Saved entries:
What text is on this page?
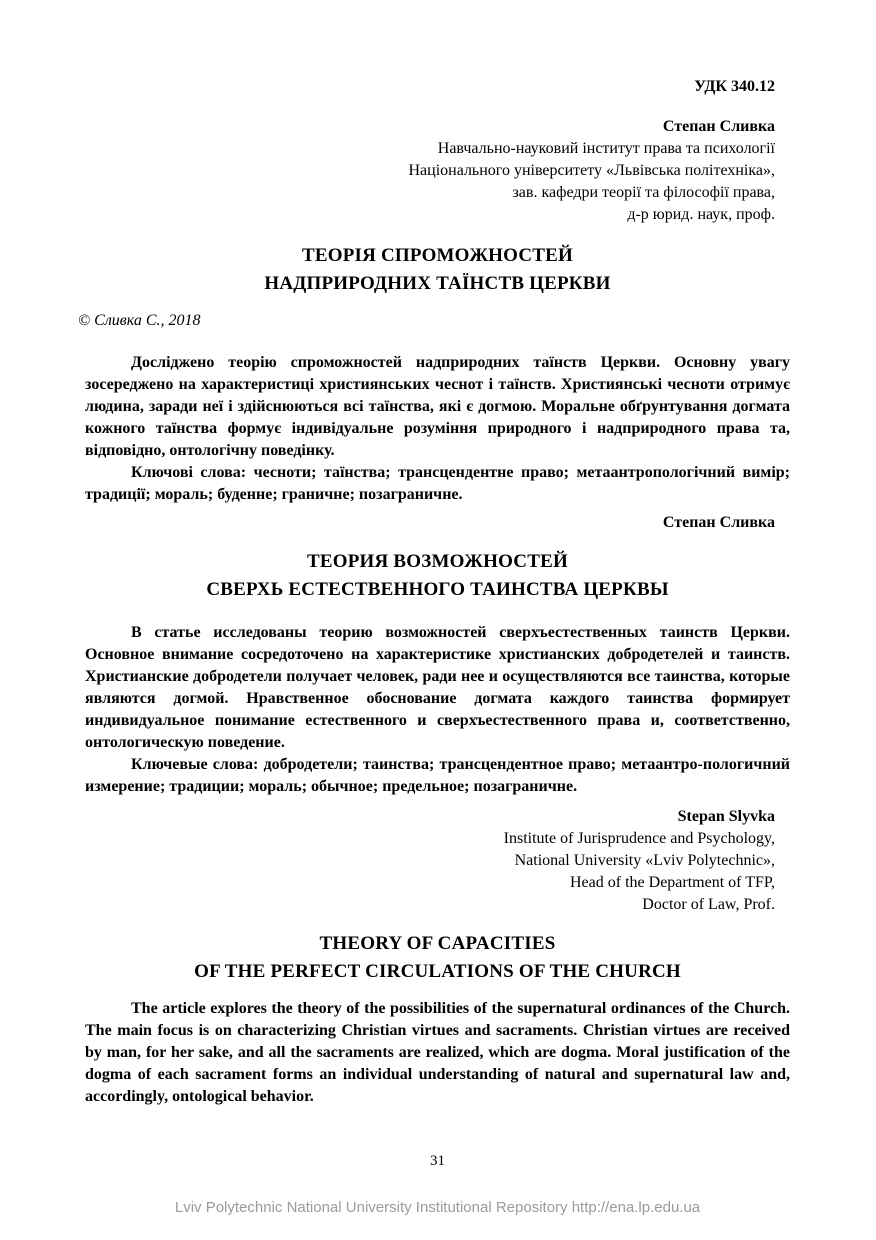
УДК 340.12
Степан Сливка
Навчально-науковий інститут права та психології
Національного університету «Львівська політехніка»,
зав. кафедри теорії та філософії права,
д-р юрид. наук, проф.
ТЕОРІЯ СПРОМОЖНОСТЕЙ
НАДПРИРОДНИХ ТАЇНСТВ ЦЕРКВИ
© Сливка С., 2018
Досліджено теорію спроможностей надприродних таїнств Церкви. Основну увагу зосереджено на характеристиці християнських чеснот і таїнств. Християнські чесноти отримує людина, заради неї і здійснюються всі таїнства, які є догмою. Моральне обґрунтування догмата кожного таїнства формує індивідуальне розуміння природного і надприродного права та, відповідно, онтологічну поведінку.
Ключові слова: чесноти; таїнства; трансцендентне право; метаантропологічний вимір; традиції; мораль; буденне; граничне; позаграничне.
Степан Сливка
ТЕОРИЯ ВОЗМОЖНОСТЕЙ
СВЕРХЬ ЕСТЕСТВЕННОГО ТАИНСТВА ЦЕРКВЫ
В статье исследованы теорию возможностей сверхъестественных таинств Церкви. Основное внимание сосредоточено на характеристике христианских добродетелей и таинств. Христианские добродетели получает человек, ради нее и осуществляются все таинства, которые являются догмой. Нравственное обоснование догмата каждого таинства формирует индивидуальное понимание естественного и сверхъестественного права и, соответственно, онтологическую поведение.
Ключевые слова: добродетели; таинства; трансцендентное право; метаантро-пологичний измерение; традиции; мораль; обычное; предельное; позаграничне.
Stepan Slyvka
Institute of Jurisprudence and Psychology,
National University «Lviv Polytechnic»,
Head of the Department of TFP,
Doctor of Law, Prof.
THEORY OF CAPACITIES
OF THE PERFECT CIRCULATIONS OF THE CHURCH
The article explores the theory of the possibilities of the supernatural ordinances of the Church. The main focus is on characterizing Christian virtues and sacraments. Christian virtues are received by man, for her sake, and all the sacraments are realized, which are dogma. Moral justification of the dogma of each sacrament forms an individual understanding of natural and supernatural law and, accordingly, ontological behavior.
31
Lviv Polytechnic National University Institutional Repository http://ena.lp.edu.ua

## Short exercise
Working from the entries above, return all lines that contain "слова".

## Solution for this task
Ключові слова: чесноти; таїнства; трансцендентне право; метаантропологічний вимір; традиції; мораль; буденне; граничне; позаграничне.
Ключевые слова: добродетели; таинства; трансцендентное право; метаантро-пологичний измерение; традиции; мораль; обычное; предельное; позаграничне.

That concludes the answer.